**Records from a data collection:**
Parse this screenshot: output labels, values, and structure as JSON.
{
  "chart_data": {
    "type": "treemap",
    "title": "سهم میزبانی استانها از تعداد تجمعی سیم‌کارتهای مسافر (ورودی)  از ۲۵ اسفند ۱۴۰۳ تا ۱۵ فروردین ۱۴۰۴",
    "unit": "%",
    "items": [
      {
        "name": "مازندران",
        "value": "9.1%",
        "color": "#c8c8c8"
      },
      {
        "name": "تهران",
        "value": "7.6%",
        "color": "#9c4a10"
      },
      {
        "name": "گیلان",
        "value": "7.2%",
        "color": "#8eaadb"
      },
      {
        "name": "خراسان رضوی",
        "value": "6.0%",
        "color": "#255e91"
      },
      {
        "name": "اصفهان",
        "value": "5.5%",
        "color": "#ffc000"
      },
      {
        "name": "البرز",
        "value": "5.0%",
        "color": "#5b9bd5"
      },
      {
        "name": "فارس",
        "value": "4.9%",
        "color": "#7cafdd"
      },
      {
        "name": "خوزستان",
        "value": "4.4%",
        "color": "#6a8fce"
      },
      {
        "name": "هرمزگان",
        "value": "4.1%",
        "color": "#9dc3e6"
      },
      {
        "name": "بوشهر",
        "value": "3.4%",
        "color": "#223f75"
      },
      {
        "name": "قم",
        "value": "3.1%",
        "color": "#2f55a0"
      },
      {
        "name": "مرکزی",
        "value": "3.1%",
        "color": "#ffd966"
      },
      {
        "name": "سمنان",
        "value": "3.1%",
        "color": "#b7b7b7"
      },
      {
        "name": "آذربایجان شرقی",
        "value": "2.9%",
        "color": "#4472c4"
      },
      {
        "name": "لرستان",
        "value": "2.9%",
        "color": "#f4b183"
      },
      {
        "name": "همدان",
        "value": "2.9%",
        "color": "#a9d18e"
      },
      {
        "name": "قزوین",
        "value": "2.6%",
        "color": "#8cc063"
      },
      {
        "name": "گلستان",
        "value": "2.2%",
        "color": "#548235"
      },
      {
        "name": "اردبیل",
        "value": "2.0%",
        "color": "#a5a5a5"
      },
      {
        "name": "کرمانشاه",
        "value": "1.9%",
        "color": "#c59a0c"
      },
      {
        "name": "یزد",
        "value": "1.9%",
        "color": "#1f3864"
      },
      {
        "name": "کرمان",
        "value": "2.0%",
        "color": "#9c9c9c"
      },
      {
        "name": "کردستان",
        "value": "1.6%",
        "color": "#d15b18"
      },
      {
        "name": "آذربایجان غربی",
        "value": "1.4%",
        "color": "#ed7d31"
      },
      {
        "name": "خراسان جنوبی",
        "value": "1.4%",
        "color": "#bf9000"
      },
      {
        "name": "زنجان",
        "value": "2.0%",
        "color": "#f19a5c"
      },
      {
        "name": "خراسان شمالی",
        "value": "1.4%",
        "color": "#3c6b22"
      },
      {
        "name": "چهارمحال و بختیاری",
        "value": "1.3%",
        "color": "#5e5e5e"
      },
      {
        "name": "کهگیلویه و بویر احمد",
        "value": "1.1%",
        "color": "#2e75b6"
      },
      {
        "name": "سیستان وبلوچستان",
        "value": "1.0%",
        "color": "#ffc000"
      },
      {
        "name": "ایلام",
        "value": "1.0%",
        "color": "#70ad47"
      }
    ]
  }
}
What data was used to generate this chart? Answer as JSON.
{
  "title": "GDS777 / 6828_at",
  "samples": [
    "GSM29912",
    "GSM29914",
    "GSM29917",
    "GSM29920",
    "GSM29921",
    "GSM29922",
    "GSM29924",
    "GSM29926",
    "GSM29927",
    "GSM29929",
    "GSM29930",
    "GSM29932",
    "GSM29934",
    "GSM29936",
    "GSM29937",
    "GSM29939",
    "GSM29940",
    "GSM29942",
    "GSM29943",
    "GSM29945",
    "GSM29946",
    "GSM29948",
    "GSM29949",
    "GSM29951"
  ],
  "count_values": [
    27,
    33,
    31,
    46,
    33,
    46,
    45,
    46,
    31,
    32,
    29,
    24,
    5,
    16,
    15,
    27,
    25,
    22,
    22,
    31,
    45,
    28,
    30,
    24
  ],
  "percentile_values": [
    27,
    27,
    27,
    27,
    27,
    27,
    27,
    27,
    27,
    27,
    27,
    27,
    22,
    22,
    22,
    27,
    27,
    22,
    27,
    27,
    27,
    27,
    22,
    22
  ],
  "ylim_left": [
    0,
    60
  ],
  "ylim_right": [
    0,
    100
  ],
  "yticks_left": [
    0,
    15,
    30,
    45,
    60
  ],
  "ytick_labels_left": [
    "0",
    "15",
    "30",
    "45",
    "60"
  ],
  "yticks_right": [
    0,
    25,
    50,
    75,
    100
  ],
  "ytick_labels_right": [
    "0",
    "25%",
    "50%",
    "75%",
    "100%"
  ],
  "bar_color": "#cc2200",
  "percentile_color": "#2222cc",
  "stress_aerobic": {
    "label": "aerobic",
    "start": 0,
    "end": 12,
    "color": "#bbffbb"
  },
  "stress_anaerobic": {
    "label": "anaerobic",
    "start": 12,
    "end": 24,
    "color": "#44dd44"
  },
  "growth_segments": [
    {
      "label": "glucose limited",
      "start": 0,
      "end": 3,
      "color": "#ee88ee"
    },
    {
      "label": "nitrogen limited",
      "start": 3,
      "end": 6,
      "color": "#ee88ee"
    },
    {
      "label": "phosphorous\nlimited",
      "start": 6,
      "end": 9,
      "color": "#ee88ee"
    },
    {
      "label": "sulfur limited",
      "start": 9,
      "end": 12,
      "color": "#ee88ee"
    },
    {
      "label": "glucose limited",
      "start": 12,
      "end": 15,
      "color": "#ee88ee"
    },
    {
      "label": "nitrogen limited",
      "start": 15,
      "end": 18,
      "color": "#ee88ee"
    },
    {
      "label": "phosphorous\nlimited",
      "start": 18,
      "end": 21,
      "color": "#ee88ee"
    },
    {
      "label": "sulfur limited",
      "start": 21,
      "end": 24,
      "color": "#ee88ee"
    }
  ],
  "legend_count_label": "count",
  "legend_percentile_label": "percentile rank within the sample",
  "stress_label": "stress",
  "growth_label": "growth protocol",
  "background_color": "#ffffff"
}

**Set task:**
Transcribe all entries exactly as they are given.

**Response:**
Parse this screenshot: output labels, values, and structure as JSON.
{
  "chart_data": {
    "type": "treemap",
    "title": "سهم میزبانی استانها از تعداد تجمعی سیم‌کارتهای مسافر (ورودی)  از ۲۵ اسفند ۱۴۰۳ تا ۱۵ فروردین ۱۴۰۴",
    "unit": "%",
    "items": [
      {
        "name": "مازندران",
        "value": "9.1%",
        "color": "#c8c8c8"
      },
      {
        "name": "تهران",
        "value": "7.6%",
        "color": "#9c4a10"
      },
      {
        "name": "گیلان",
        "value": "7.2%",
        "color": "#8eaadb"
      },
      {
        "name": "خراسان رضوی",
        "value": "6.0%",
        "color": "#255e91"
      },
      {
        "name": "اصفهان",
        "value": "5.5%",
        "color": "#ffc000"
      },
      {
        "name": "البرز",
        "value": "5.0%",
        "color": "#5b9bd5"
      },
      {
        "name": "فارس",
        "value": "4.9%",
        "color": "#7cafdd"
      },
      {
        "name": "خوزستان",
        "value": "4.4%",
        "color": "#6a8fce"
      },
      {
        "name": "هرمزگان",
        "value": "4.1%",
        "color": "#9dc3e6"
      },
      {
        "name": "بوشهر",
        "value": "3.4%",
        "color": "#223f75"
      },
      {
        "name": "قم",
        "value": "3.1%",
        "color": "#2f55a0"
      },
      {
        "name": "مرکزی",
        "value": "3.1%",
        "color": "#ffd966"
      },
      {
        "name": "سمنان",
        "value": "3.1%",
        "color": "#b7b7b7"
      },
      {
        "name": "آذربایجان شرقی",
        "value": "2.9%",
        "color": "#4472c4"
      },
      {
        "name": "لرستان",
        "value": "2.9%",
        "color": "#f4b183"
      },
      {
        "name": "همدان",
        "value": "2.9%",
        "color": "#a9d18e"
      },
      {
        "name": "قزوین",
        "value": "2.6%",
        "color": "#8cc063"
      },
      {
        "name": "گلستان",
        "value": "2.2%",
        "color": "#548235"
      },
      {
        "name": "اردبیل",
        "value": "2.0%",
        "color": "#a5a5a5"
      },
      {
        "name": "کرمانشاه",
        "value": "1.9%",
        "color": "#c59a0c"
      },
      {
        "name": "یزد",
        "value": "1.9%",
        "color": "#1f3864"
      },
      {
        "name": "کرمان",
        "value": "2.0%",
        "color": "#9c9c9c"
      },
      {
        "name": "کردستان",
        "value": "1.6%",
        "color": "#d15b18"
      },
      {
        "name": "آذربایجان غربی",
        "value": "1.4%",
        "color": "#ed7d31"
      },
      {
        "name": "خراسان جنوبی",
        "value": "1.4%",
        "color": "#bf9000"
      },
      {
        "name": "زنجان",
        "value": "2.0%",
        "color": "#f19a5c"
      },
      {
        "name": "خراسان شمالی",
        "value": "1.4%",
        "color": "#3c6b22"
      },
      {
        "name": "چهارمحال و بختیاری",
        "value": "1.3%",
        "color": "#5e5e5e"
      },
      {
        "name": "کهگیلویه و بویر احمد",
        "value": "1.1%",
        "color": "#2e75b6"
      },
      {
        "name": "سیستان وبلوچستان",
        "value": "1.0%",
        "color": "#ffc000"
      },
      {
        "name": "ایلام",
        "value": "1.0%",
        "color": "#70ad47"
      }
    ]
  }
}
What data was used to generate this chart? Answer as JSON.
{
  "title": "GDS777 / 6828_at",
  "samples": [
    "GSM29912",
    "GSM29914",
    "GSM29917",
    "GSM29920",
    "GSM29921",
    "GSM29922",
    "GSM29924",
    "GSM29926",
    "GSM29927",
    "GSM29929",
    "GSM29930",
    "GSM29932",
    "GSM29934",
    "GSM29936",
    "GSM29937",
    "GSM29939",
    "GSM29940",
    "GSM29942",
    "GSM29943",
    "GSM29945",
    "GSM29946",
    "GSM29948",
    "GSM29949",
    "GSM29951"
  ],
  "count_values": [
    27,
    33,
    31,
    46,
    33,
    46,
    45,
    46,
    31,
    32,
    29,
    24,
    5,
    16,
    15,
    27,
    25,
    22,
    22,
    31,
    45,
    28,
    30,
    24
  ],
  "percentile_values": [
    27,
    27,
    27,
    27,
    27,
    27,
    27,
    27,
    27,
    27,
    27,
    27,
    22,
    22,
    22,
    27,
    27,
    22,
    27,
    27,
    27,
    27,
    22,
    22
  ],
  "ylim_left": [
    0,
    60
  ],
  "ylim_right": [
    0,
    100
  ],
  "yticks_left": [
    0,
    15,
    30,
    45,
    60
  ],
  "ytick_labels_left": [
    "0",
    "15",
    "30",
    "45",
    "60"
  ],
  "yticks_right": [
    0,
    25,
    50,
    75,
    100
  ],
  "ytick_labels_right": [
    "0",
    "25%",
    "50%",
    "75%",
    "100%"
  ],
  "bar_color": "#cc2200",
  "percentile_color": "#2222cc",
  "stress_aerobic": {
    "label": "aerobic",
    "start": 0,
    "end": 12,
    "color": "#bbffbb"
  },
  "stress_anaerobic": {
    "label": "anaerobic",
    "start": 12,
    "end": 24,
    "color": "#44dd44"
  },
  "growth_segments": [
    {
      "label": "glucose limited",
      "start": 0,
      "end": 3,
      "color": "#ee88ee"
    },
    {
      "label": "nitrogen limited",
      "start": 3,
      "end": 6,
      "color": "#ee88ee"
    },
    {
      "label": "phosphorous\nlimited",
      "start": 6,
      "end": 9,
      "color": "#ee88ee"
    },
    {
      "label": "sulfur limited",
      "start": 9,
      "end": 12,
      "color": "#ee88ee"
    },
    {
      "label": "glucose limited",
      "start": 12,
      "end": 15,
      "color": "#ee88ee"
    },
    {
      "label": "nitrogen limited",
      "start": 15,
      "end": 18,
      "color": "#ee88ee"
    },
    {
      "label": "phosphorous\nlimited",
      "start": 18,
      "end": 21,
      "color": "#ee88ee"
    },
    {
      "label": "sulfur limited",
      "start": 21,
      "end": 24,
      "color": "#ee88ee"
    }
  ],
  "legend_count_label": "count",
  "legend_percentile_label": "percentile rank within the sample",
  "stress_label": "stress",
  "growth_label": "growth protocol",
  "background_color": "#ffffff"
}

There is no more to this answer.